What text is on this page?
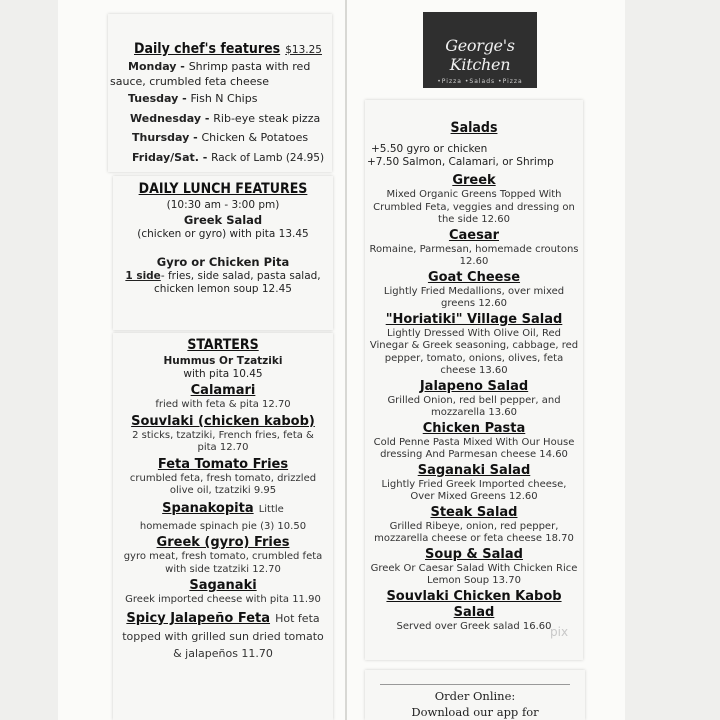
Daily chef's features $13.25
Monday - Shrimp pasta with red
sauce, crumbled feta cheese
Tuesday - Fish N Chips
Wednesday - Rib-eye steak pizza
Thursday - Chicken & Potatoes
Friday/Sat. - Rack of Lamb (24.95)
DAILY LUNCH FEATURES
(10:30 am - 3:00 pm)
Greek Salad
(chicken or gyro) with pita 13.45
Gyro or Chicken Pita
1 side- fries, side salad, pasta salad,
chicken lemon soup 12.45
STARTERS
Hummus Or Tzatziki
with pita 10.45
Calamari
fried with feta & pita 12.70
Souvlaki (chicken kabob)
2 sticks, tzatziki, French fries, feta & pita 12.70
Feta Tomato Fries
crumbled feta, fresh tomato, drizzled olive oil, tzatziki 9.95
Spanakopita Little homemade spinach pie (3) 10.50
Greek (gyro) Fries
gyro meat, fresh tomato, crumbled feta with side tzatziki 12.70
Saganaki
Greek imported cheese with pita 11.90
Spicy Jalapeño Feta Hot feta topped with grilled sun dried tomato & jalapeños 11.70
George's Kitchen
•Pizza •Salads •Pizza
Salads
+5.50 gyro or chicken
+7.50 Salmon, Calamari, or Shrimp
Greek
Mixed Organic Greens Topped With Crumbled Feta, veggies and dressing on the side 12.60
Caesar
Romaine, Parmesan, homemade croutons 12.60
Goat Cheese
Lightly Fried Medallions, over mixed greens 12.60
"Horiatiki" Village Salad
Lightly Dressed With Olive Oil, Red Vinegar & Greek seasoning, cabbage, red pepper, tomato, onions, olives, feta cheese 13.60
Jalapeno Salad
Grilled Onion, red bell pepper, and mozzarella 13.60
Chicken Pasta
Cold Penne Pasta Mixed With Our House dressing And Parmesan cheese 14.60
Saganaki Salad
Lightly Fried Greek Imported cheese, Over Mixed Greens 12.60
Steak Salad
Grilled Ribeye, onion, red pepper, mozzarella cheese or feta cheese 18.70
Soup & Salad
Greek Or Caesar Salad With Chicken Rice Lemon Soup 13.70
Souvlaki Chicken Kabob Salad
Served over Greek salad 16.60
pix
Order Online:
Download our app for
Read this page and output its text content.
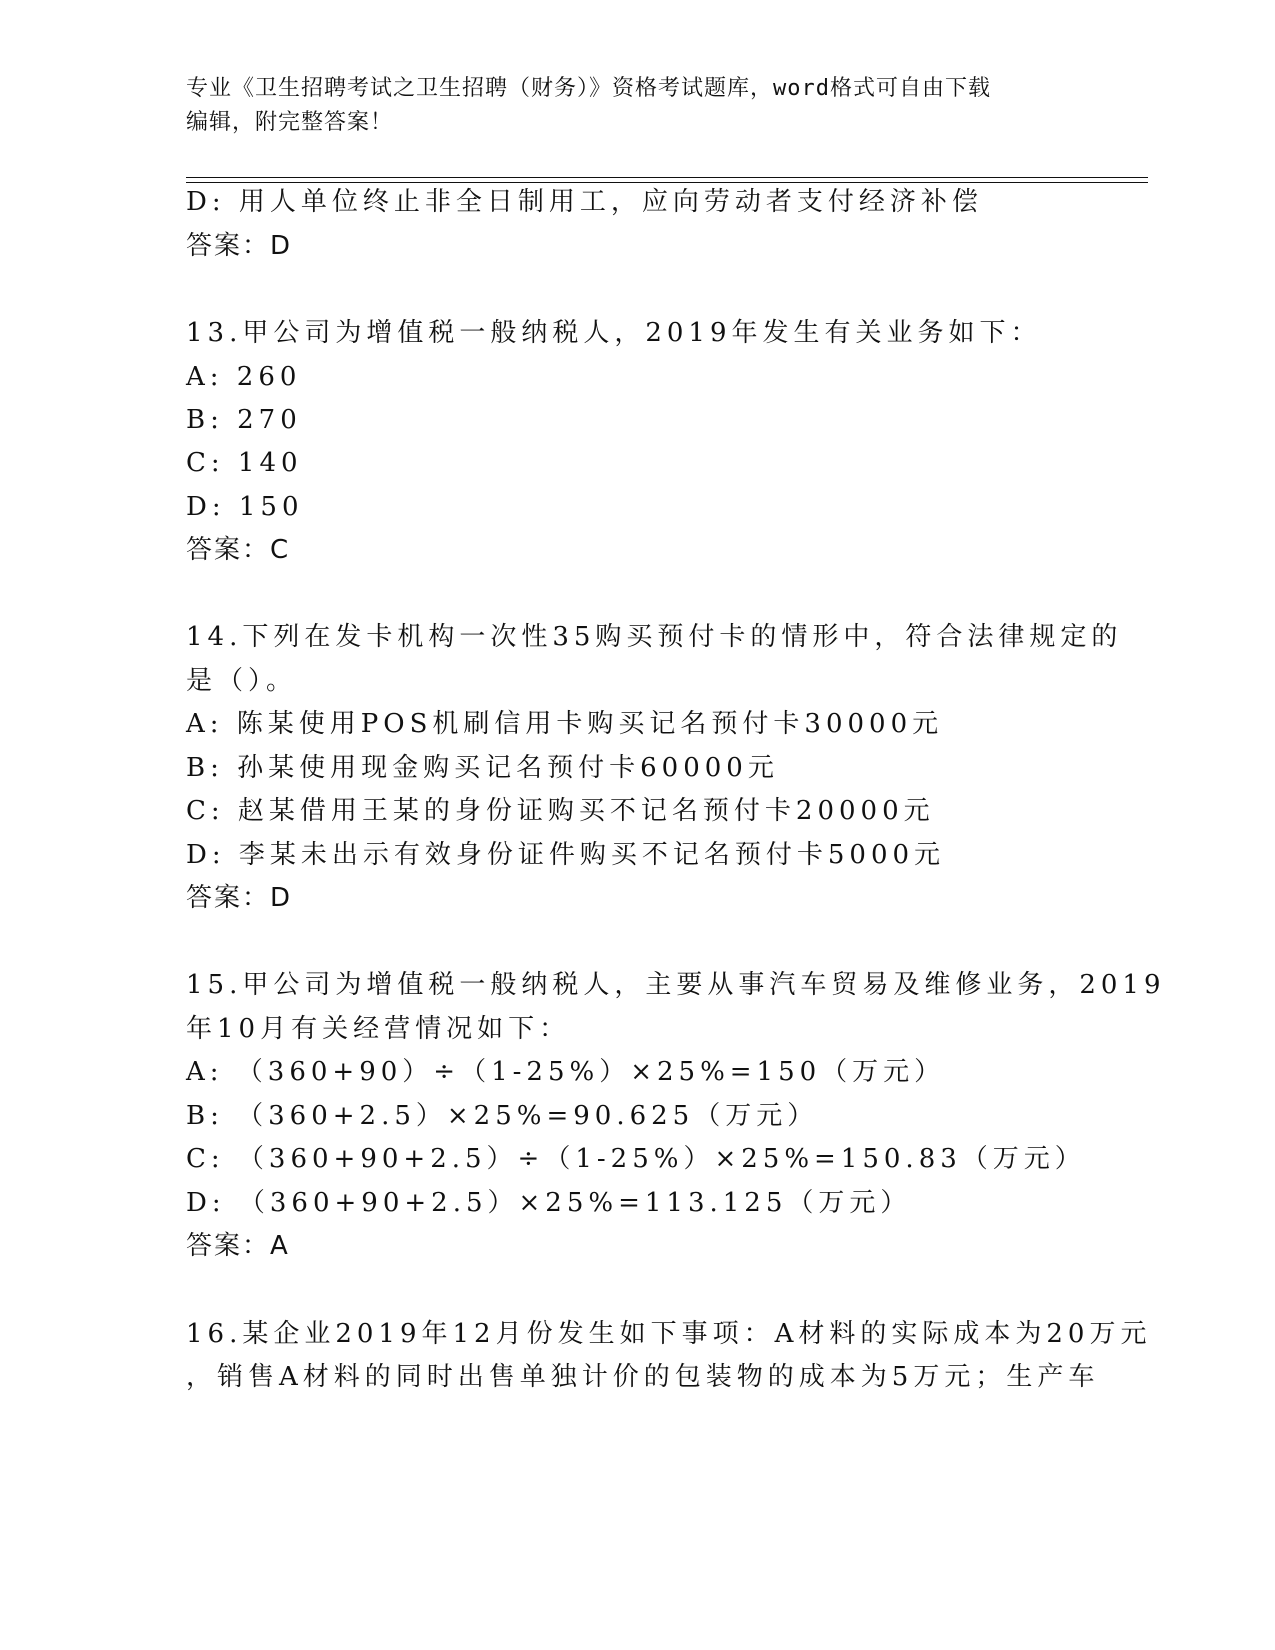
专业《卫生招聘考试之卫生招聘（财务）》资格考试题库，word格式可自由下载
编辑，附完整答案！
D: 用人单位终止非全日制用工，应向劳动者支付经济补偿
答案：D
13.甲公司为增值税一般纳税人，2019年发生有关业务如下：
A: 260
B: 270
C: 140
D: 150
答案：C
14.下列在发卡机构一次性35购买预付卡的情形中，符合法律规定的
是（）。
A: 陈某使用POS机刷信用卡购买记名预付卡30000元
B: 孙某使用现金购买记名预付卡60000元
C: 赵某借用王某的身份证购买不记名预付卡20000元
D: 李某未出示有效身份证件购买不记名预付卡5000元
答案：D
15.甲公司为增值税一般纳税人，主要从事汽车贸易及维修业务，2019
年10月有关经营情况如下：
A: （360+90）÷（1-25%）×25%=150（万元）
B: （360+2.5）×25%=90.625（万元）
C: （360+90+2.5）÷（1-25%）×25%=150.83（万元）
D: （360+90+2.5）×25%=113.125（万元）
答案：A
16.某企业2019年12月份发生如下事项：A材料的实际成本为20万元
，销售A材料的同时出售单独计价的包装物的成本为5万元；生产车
***
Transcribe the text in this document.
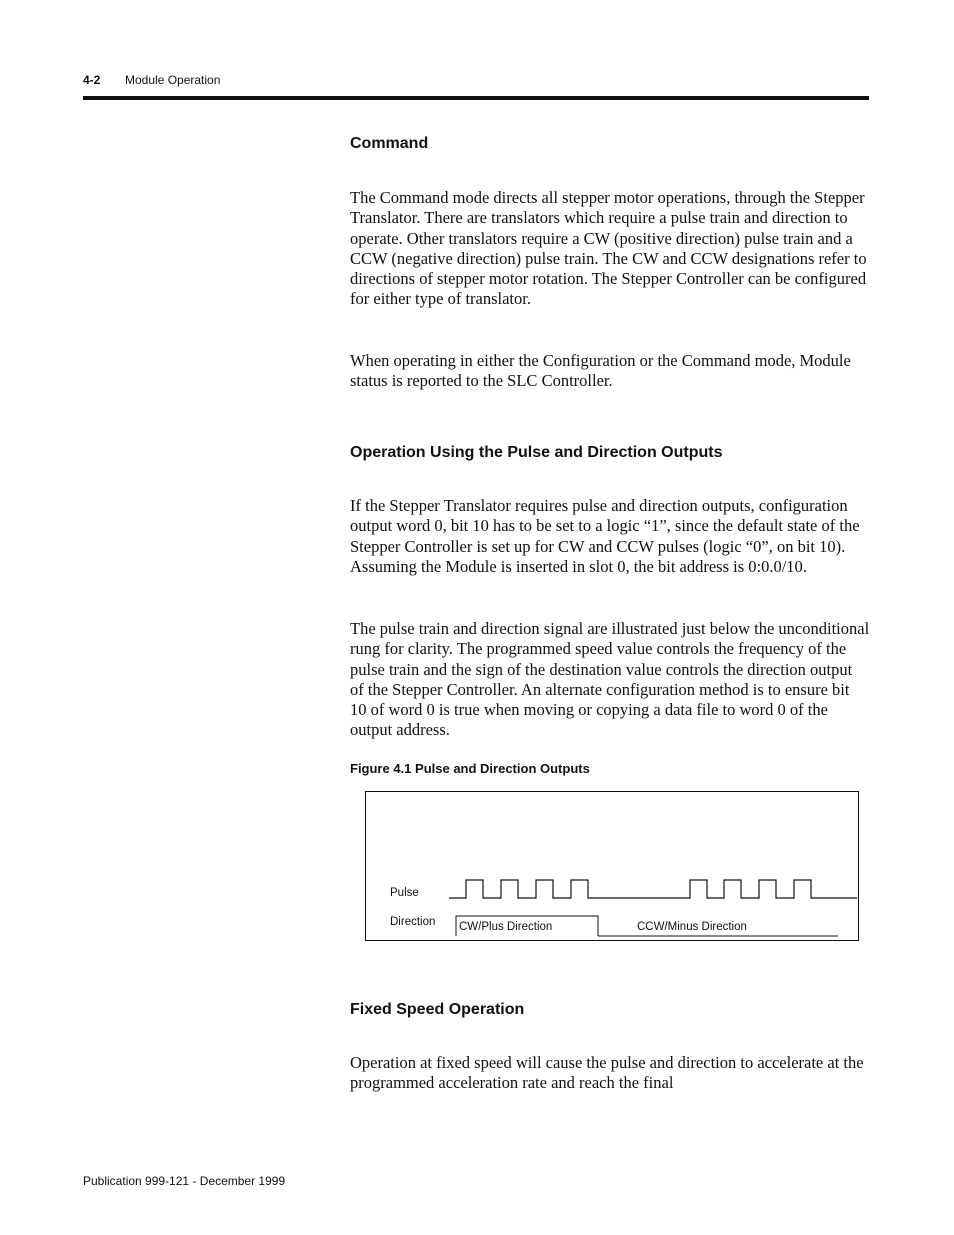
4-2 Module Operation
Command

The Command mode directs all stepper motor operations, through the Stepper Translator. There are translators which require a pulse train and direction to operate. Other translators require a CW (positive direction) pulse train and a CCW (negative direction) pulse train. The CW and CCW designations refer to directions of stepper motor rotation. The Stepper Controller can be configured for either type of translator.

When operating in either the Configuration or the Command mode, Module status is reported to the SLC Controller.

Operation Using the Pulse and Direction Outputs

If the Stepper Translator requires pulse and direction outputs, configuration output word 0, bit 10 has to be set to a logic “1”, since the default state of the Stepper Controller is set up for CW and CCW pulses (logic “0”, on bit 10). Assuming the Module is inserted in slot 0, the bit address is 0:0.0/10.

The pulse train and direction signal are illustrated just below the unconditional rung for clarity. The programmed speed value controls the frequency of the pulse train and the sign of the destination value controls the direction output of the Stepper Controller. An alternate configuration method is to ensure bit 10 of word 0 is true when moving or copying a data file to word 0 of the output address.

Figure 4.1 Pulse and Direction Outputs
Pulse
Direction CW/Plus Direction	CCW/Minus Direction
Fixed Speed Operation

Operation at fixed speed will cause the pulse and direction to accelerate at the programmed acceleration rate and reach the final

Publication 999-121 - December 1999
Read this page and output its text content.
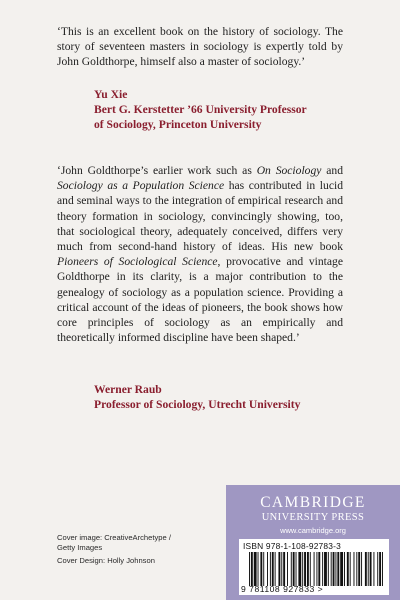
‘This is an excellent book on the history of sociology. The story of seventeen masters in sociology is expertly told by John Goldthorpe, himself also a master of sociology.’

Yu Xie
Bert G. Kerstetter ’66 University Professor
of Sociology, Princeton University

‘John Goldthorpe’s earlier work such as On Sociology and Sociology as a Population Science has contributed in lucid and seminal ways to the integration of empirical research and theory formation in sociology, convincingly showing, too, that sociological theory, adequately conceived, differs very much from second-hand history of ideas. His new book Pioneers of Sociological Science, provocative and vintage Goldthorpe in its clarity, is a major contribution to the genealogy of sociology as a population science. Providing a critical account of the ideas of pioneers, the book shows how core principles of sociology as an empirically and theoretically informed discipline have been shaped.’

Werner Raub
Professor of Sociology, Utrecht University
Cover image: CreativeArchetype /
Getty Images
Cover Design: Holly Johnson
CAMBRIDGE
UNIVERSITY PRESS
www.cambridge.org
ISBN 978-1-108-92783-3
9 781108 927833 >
***
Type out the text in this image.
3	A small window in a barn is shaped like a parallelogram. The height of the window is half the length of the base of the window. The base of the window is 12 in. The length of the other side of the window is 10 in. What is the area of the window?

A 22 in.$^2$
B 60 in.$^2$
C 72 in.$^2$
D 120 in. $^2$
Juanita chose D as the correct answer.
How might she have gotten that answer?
***
-- WRITTEN PROBLEM --
Work out how many lines in the entries hold the string "Parmesan". Your answer should consist solely of that number.

-- TASK SOLUTION --
2